### Given records
--------------------------------------------------

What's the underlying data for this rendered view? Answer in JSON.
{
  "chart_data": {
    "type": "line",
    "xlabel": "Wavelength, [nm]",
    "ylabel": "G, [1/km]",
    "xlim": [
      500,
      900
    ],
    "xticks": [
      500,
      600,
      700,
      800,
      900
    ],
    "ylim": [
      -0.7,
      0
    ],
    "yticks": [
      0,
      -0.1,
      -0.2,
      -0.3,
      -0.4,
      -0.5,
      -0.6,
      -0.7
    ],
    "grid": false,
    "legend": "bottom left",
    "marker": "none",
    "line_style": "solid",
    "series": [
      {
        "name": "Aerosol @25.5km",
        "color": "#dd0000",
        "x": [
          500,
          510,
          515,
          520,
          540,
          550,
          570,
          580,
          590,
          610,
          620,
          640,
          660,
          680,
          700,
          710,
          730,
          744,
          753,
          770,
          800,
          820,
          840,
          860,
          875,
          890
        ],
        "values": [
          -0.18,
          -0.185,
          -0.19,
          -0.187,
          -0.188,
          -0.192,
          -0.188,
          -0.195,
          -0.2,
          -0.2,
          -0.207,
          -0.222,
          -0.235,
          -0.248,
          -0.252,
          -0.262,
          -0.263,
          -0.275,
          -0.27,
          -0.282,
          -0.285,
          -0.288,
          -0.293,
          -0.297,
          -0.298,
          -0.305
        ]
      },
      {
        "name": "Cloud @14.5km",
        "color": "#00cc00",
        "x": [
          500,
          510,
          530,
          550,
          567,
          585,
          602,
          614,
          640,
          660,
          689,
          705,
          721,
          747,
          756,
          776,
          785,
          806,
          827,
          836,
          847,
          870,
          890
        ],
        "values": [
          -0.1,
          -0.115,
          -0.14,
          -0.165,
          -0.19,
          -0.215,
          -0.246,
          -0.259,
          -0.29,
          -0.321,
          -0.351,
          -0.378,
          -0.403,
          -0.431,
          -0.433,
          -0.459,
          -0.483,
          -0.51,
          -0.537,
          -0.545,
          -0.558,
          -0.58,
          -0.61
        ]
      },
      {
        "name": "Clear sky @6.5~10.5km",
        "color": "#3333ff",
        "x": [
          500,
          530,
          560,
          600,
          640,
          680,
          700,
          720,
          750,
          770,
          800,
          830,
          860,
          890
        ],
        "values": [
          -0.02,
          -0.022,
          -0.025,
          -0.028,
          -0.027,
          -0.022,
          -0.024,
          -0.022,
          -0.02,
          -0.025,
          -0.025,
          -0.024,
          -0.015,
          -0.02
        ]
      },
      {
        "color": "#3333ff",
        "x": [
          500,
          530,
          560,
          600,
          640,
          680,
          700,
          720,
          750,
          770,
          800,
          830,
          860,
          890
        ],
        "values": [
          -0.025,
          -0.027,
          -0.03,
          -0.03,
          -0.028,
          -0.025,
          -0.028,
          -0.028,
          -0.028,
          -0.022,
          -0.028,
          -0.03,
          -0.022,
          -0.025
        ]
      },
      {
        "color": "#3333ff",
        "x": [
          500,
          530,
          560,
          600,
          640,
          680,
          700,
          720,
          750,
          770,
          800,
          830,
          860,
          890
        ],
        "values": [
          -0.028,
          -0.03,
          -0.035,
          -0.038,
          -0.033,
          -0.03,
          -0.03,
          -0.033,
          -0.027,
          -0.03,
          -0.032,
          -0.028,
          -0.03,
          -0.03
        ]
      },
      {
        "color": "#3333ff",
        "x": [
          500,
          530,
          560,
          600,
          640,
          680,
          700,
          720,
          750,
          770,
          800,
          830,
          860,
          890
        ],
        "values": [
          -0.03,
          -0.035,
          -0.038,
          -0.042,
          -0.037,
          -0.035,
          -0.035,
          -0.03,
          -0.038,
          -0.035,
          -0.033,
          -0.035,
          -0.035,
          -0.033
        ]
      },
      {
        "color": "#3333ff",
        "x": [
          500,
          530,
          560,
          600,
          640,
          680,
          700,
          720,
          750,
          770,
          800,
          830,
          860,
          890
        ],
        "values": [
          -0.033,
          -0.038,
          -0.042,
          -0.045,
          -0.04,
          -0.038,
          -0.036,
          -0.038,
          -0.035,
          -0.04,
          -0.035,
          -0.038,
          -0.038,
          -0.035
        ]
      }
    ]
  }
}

--------------------------------------------------

### Exercise requirements
List the lines of the material in which the word "name" occurs.

### Finished task
        "name": "Aerosol @25.5km",
        "name": "Cloud @14.5km",
        "name": "Clear sky @6.5~10.5km",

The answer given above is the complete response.